------ RECORDS SUPPLIED ------

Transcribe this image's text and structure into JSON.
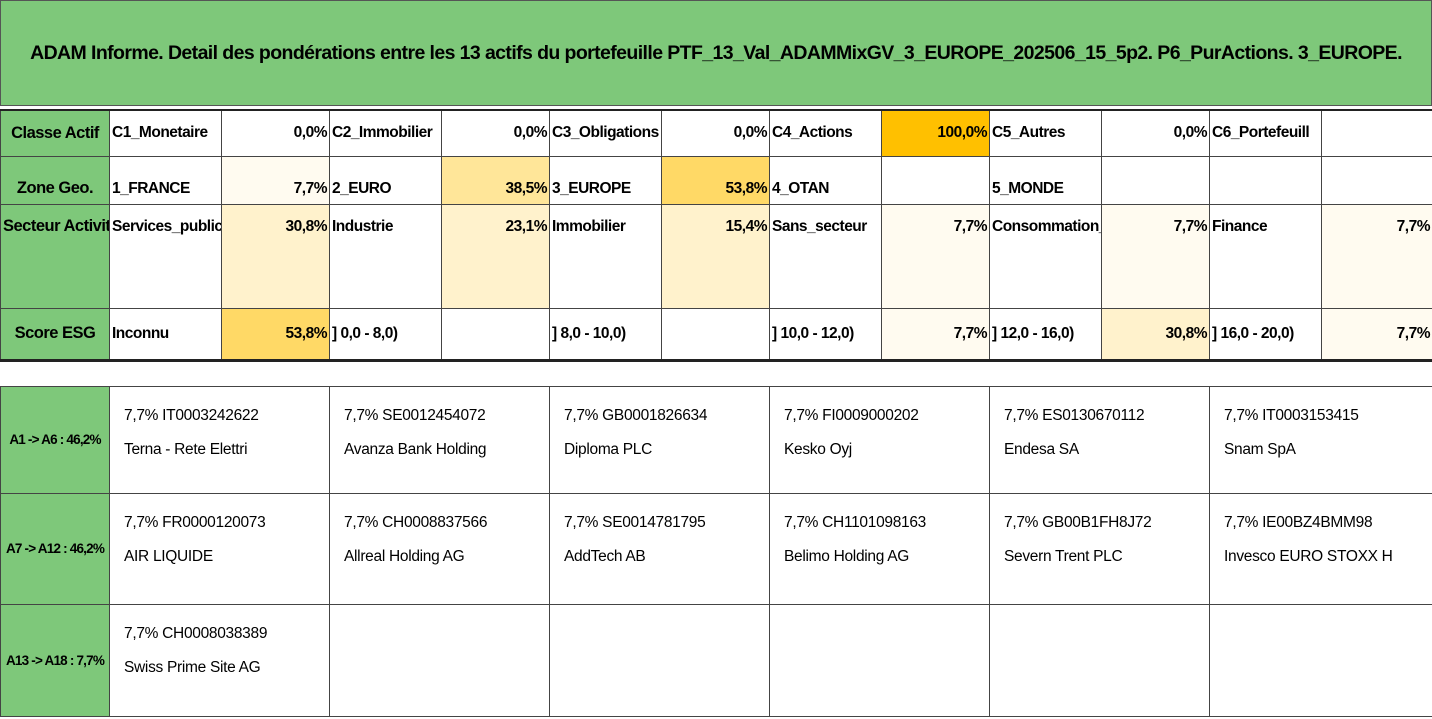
{
  "title": "ADAM Informe. Detail des pondérations entre les 13 actifs du portefeuille PTF_13_Val_ADAMMixGV_3_EUROPE_202506_15_5p2. P6_PurActions. 3_EUROPE.",
  "colors": {
    "header_green": "#7ec87a",
    "strong_orange": "#ffc000",
    "mid_yellow": "#ffd966",
    "light_yellow": "#ffe699",
    "pale_yellow": "#fff2cc",
    "very_pale": "#fffbf0"
  },
  "upper_rows": [
    {
      "header": "Classe Actif",
      "cells": [
        {
          "label": "C1_Monetaire",
          "value": "0,0%"
        },
        {
          "label": "C2_Immobilier",
          "value": "0,0%"
        },
        {
          "label": "C3_Obligations",
          "value": "0,0%"
        },
        {
          "label": "C4_Actions",
          "value": "100,0%"
        },
        {
          "label": "C5_Autres",
          "value": "0,0%"
        },
        {
          "label": "C6_Portefeuill",
          "value": ""
        }
      ]
    },
    {
      "header": "Zone Geo.",
      "cells": [
        {
          "label": "1_FRANCE",
          "value": "7,7%"
        },
        {
          "label": "2_EURO",
          "value": "38,5%"
        },
        {
          "label": "3_EUROPE",
          "value": "53,8%"
        },
        {
          "label": "4_OTAN",
          "value": ""
        },
        {
          "label": "5_MONDE",
          "value": ""
        },
        {
          "label": "",
          "value": ""
        }
      ]
    },
    {
      "header": "Secteur Activite",
      "cells": [
        {
          "label": "Services_publics",
          "value": "30,8%"
        },
        {
          "label": "Industrie",
          "value": "23,1%"
        },
        {
          "label": "Immobilier",
          "value": "15,4%"
        },
        {
          "label": "Sans_secteur",
          "value": "7,7%"
        },
        {
          "label": "Consommation_base",
          "value": "7,7%"
        },
        {
          "label": "Finance",
          "value": "7,7%"
        }
      ]
    },
    {
      "header": "Score ESG",
      "cells": [
        {
          "label": "Inconnu",
          "value": "53,8%"
        },
        {
          "label": "] 0,0 - 8,0)",
          "value": ""
        },
        {
          "label": "] 8,0 - 10,0)",
          "value": ""
        },
        {
          "label": "] 10,0 - 12,0)",
          "value": "7,7%"
        },
        {
          "label": "] 12,0 - 16,0)",
          "value": "30,8%"
        },
        {
          "label": "] 16,0 - 20,0)",
          "value": "7,7%"
        }
      ]
    }
  ],
  "asset_rows": [
    {
      "header": "A1 -> A6 : 46,2%",
      "assets": [
        {
          "weight": "7,7%",
          "isin": "IT0003242622",
          "name": "Terna - Rete Elettri"
        },
        {
          "weight": "7,7%",
          "isin": "SE0012454072",
          "name": "Avanza Bank Holding"
        },
        {
          "weight": "7,7%",
          "isin": "GB0001826634",
          "name": "Diploma PLC"
        },
        {
          "weight": "7,7%",
          "isin": "FI0009000202",
          "name": "Kesko Oyj"
        },
        {
          "weight": "7,7%",
          "isin": "ES0130670112",
          "name": "Endesa SA"
        },
        {
          "weight": "7,7%",
          "isin": "IT0003153415",
          "name": "Snam SpA"
        }
      ]
    },
    {
      "header": "A7 -> A12 : 46,2%",
      "assets": [
        {
          "weight": "7,7%",
          "isin": "FR0000120073",
          "name": "AIR LIQUIDE"
        },
        {
          "weight": "7,7%",
          "isin": "CH0008837566",
          "name": "Allreal Holding AG"
        },
        {
          "weight": "7,7%",
          "isin": "SE0014781795",
          "name": "AddTech AB"
        },
        {
          "weight": "7,7%",
          "isin": "CH1101098163",
          "name": "Belimo Holding AG"
        },
        {
          "weight": "7,7%",
          "isin": "GB00B1FH8J72",
          "name": "Severn Trent PLC"
        },
        {
          "weight": "7,7%",
          "isin": "IE00BZ4BMM98",
          "name": "Invesco EURO STOXX H"
        }
      ]
    },
    {
      "header": "A13 -> A18 : 7,7%",
      "assets": [
        {
          "weight": "7,7%",
          "isin": "CH0008038389",
          "name": "Swiss Prime Site AG"
        },
        {
          "weight": "",
          "isin": "",
          "name": ""
        },
        {
          "weight": "",
          "isin": "",
          "name": ""
        },
        {
          "weight": "",
          "isin": "",
          "name": ""
        },
        {
          "weight": "",
          "isin": "",
          "name": ""
        },
        {
          "weight": "",
          "isin": "",
          "name": ""
        }
      ]
    }
  ]
}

------

WHAT YOU ARE ASKED TO DO: Reproduce every entry word for word, but skip any pictures.

RESPONSE TO THIS TASK:
Transcribe this image's text and structure into JSON.
{
  "title": "ADAM Informe. Detail des pondérations entre les 13 actifs du portefeuille PTF_13_Val_ADAMMixGV_3_EUROPE_202506_15_5p2. P6_PurActions. 3_EUROPE.",
  "colors": {
    "header_green": "#7ec87a",
    "strong_orange": "#ffc000",
    "mid_yellow": "#ffd966",
    "light_yellow": "#ffe699",
    "pale_yellow": "#fff2cc",
    "very_pale": "#fffbf0"
  },
  "upper_rows": [
    {
      "header": "Classe Actif",
      "cells": [
        {
          "label": "C1_Monetaire",
          "value": "0,0%"
        },
        {
          "label": "C2_Immobilier",
          "value": "0,0%"
        },
        {
          "label": "C3_Obligations",
          "value": "0,0%"
        },
        {
          "label": "C4_Actions",
          "value": "100,0%"
        },
        {
          "label": "C5_Autres",
          "value": "0,0%"
        },
        {
          "label": "C6_Portefeuill",
          "value": ""
        }
      ]
    },
    {
      "header": "Zone Geo.",
      "cells": [
        {
          "label": "1_FRANCE",
          "value": "7,7%"
        },
        {
          "label": "2_EURO",
          "value": "38,5%"
        },
        {
          "label": "3_EUROPE",
          "value": "53,8%"
        },
        {
          "label": "4_OTAN",
          "value": ""
        },
        {
          "label": "5_MONDE",
          "value": ""
        },
        {
          "label": "",
          "value": ""
        }
      ]
    },
    {
      "header": "Secteur Activite",
      "cells": [
        {
          "label": "Services_publics",
          "value": "30,8%"
        },
        {
          "label": "Industrie",
          "value": "23,1%"
        },
        {
          "label": "Immobilier",
          "value": "15,4%"
        },
        {
          "label": "Sans_secteur",
          "value": "7,7%"
        },
        {
          "label": "Consommation_base",
          "value": "7,7%"
        },
        {
          "label": "Finance",
          "value": "7,7%"
        }
      ]
    },
    {
      "header": "Score ESG",
      "cells": [
        {
          "label": "Inconnu",
          "value": "53,8%"
        },
        {
          "label": "] 0,0 - 8,0)",
          "value": ""
        },
        {
          "label": "] 8,0 - 10,0)",
          "value": ""
        },
        {
          "label": "] 10,0 - 12,0)",
          "value": "7,7%"
        },
        {
          "label": "] 12,0 - 16,0)",
          "value": "30,8%"
        },
        {
          "label": "] 16,0 - 20,0)",
          "value": "7,7%"
        }
      ]
    }
  ],
  "asset_rows": [
    {
      "header": "A1 -> A6 : 46,2%",
      "assets": [
        {
          "weight": "7,7%",
          "isin": "IT0003242622",
          "name": "Terna - Rete Elettri"
        },
        {
          "weight": "7,7%",
          "isin": "SE0012454072",
          "name": "Avanza Bank Holding"
        },
        {
          "weight": "7,7%",
          "isin": "GB0001826634",
          "name": "Diploma PLC"
        },
        {
          "weight": "7,7%",
          "isin": "FI0009000202",
          "name": "Kesko Oyj"
        },
        {
          "weight": "7,7%",
          "isin": "ES0130670112",
          "name": "Endesa SA"
        },
        {
          "weight": "7,7%",
          "isin": "IT0003153415",
          "name": "Snam SpA"
        }
      ]
    },
    {
      "header": "A7 -> A12 : 46,2%",
      "assets": [
        {
          "weight": "7,7%",
          "isin": "FR0000120073",
          "name": "AIR LIQUIDE"
        },
        {
          "weight": "7,7%",
          "isin": "CH0008837566",
          "name": "Allreal Holding AG"
        },
        {
          "weight": "7,7%",
          "isin": "SE0014781795",
          "name": "AddTech AB"
        },
        {
          "weight": "7,7%",
          "isin": "CH1101098163",
          "name": "Belimo Holding AG"
        },
        {
          "weight": "7,7%",
          "isin": "GB00B1FH8J72",
          "name": "Severn Trent PLC"
        },
        {
          "weight": "7,7%",
          "isin": "IE00BZ4BMM98",
          "name": "Invesco EURO STOXX H"
        }
      ]
    },
    {
      "header": "A13 -> A18 : 7,7%",
      "assets": [
        {
          "weight": "7,7%",
          "isin": "CH0008038389",
          "name": "Swiss Prime Site AG"
        },
        {
          "weight": "",
          "isin": "",
          "name": ""
        },
        {
          "weight": "",
          "isin": "",
          "name": ""
        },
        {
          "weight": "",
          "isin": "",
          "name": ""
        },
        {
          "weight": "",
          "isin": "",
          "name": ""
        },
        {
          "weight": "",
          "isin": "",
          "name": ""
        }
      ]
    }
  ]
}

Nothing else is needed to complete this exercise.